# [TASK REQUIREMENTS]
Everything in the data should be repeated exactly, save for the images.

# [ENTRIES SUPPLIED]
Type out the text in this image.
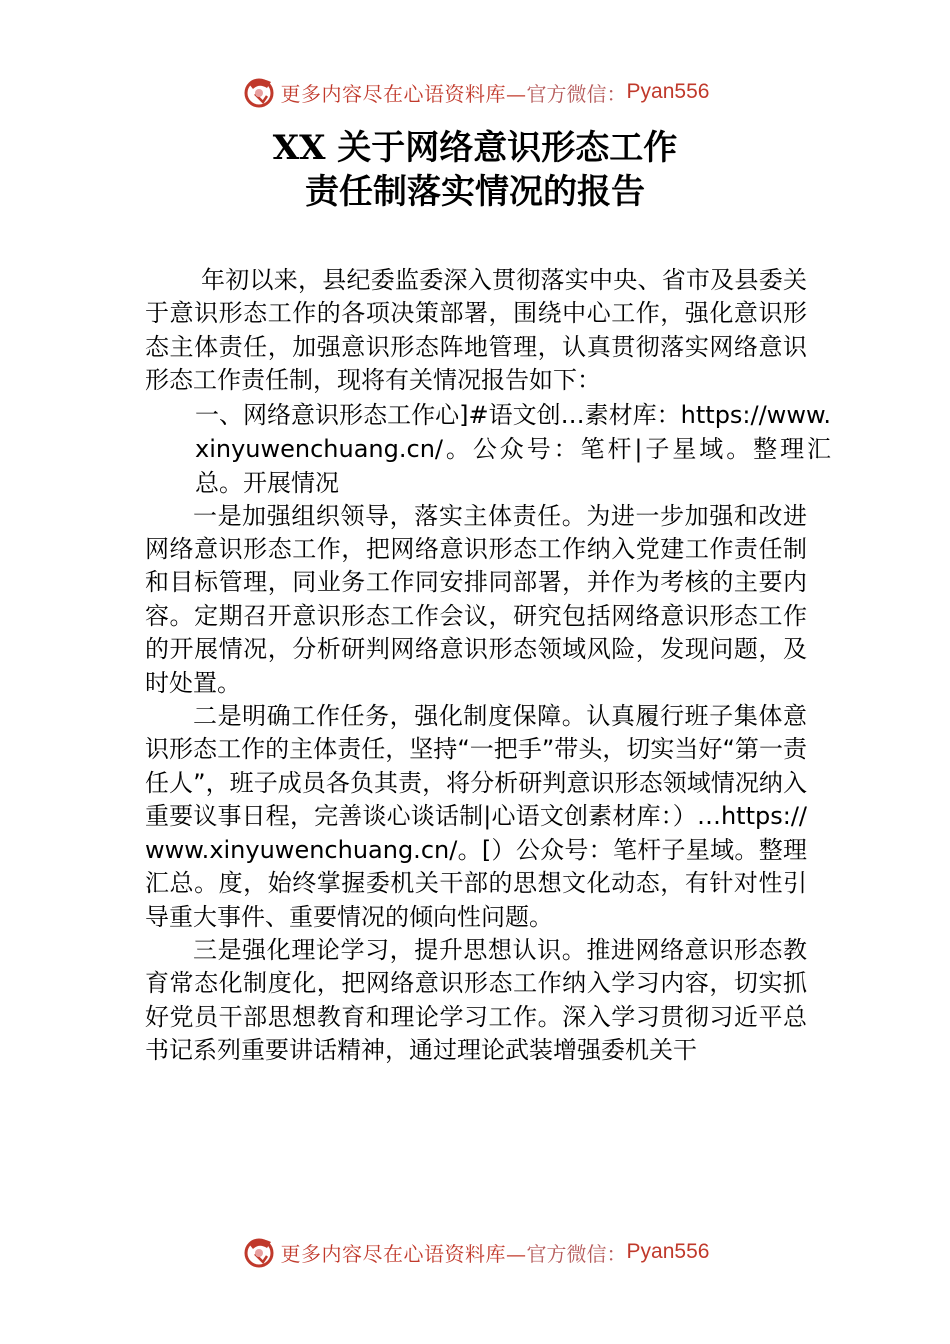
更多内容尽在心语资料库— 官方微信： Pyan556
XX 关于网络意识形态工作
责任制落实情况的报告

年初以来，县纪委监委深入贯彻落实中央、省市及县委关于意识形态工作的各项决策部署，围绕中心工作，强化意识形态主体责任，加强意识形态阵地管理，认真贯彻落实网络意识形态工作责任制，现将有关情况报告如下：

一、网络意识形态工作心]#语文创…素材库：https://www.xinyuwenchuang.cn/。公众号：笔杆|子星域。整理汇总。开展情况

一是加强组织领导，落实主体责任。为进一步加强和改进网络意识形态工作，把网络意识形态工作纳入党建工作责任制和目标管理，同业务工作同安排同部署，并作为考核的主要内容。定期召开意识形态工作会议，研究包括网络意识形态工作的开展情况，分析研判网络意识形态领域风险，发现问题，及时处置。

二是明确工作任务，强化制度保障。认真履行班子集体意识形态工作的主体责任，坚持“一把手”带头，切实当好“第一责任人”，班子成员各负其责，将分析研判意识形态领域情况纳入重要议事日程，完善谈心谈话制|心语文创素材库：）…https://www.xinyuwenchuang.cn/。[）公众号：笔杆子星域。整理汇总。度，始终掌握委机关干部的思想文化动态，有针对性引导重大事件、重要情况的倾向性问题。

三是强化理论学习，提升思想认识。推进网络意识形态教育常态化制度化，把网络意识形态工作纳入学习内容，切实抓好党员干部思想教育和理论学习工作。深入学习贯彻习近平总书记系列重要讲话精神，通过理论武装增强委机关干

更多内容尽在心语资料库— 官方微信： Pyan556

# [TASK OUTPUT]
Type out the text in this image.
更多内容尽在心语资料库— 官方微信： Pyan556
XX 关于网络意识形态工作
责任制落实情况的报告

年初以来，县纪委监委深入贯彻落实中央、省市及县委关于意识形态工作的各项决策部署，围绕中心工作，强化意识形态主体责任，加强意识形态阵地管理，认真贯彻落实网络意识形态工作责任制，现将有关情况报告如下：

一、网络意识形态工作心]#语文创…素材库：https://www.xinyuwenchuang.cn/。公众号：笔杆|子星域。整理汇总。开展情况

一是加强组织领导，落实主体责任。为进一步加强和改进网络意识形态工作，把网络意识形态工作纳入党建工作责任制和目标管理，同业务工作同安排同部署，并作为考核的主要内容。定期召开意识形态工作会议，研究包括网络意识形态工作的开展情况，分析研判网络意识形态领域风险，发现问题，及时处置。

二是明确工作任务，强化制度保障。认真履行班子集体意识形态工作的主体责任，坚持“一把手”带头，切实当好“第一责任人”，班子成员各负其责，将分析研判意识形态领域情况纳入重要议事日程，完善谈心谈话制|心语文创素材库：）…https://www.xinyuwenchuang.cn/。[）公众号：笔杆子星域。整理汇总。度，始终掌握委机关干部的思想文化动态，有针对性引导重大事件、重要情况的倾向性问题。

三是强化理论学习，提升思想认识。推进网络意识形态教育常态化制度化，把网络意识形态工作纳入学习内容，切实抓好党员干部思想教育和理论学习工作。深入学习贯彻习近平总书记系列重要讲话精神，通过理论武装增强委机关干

更多内容尽在心语资料库— 官方微信： Pyan556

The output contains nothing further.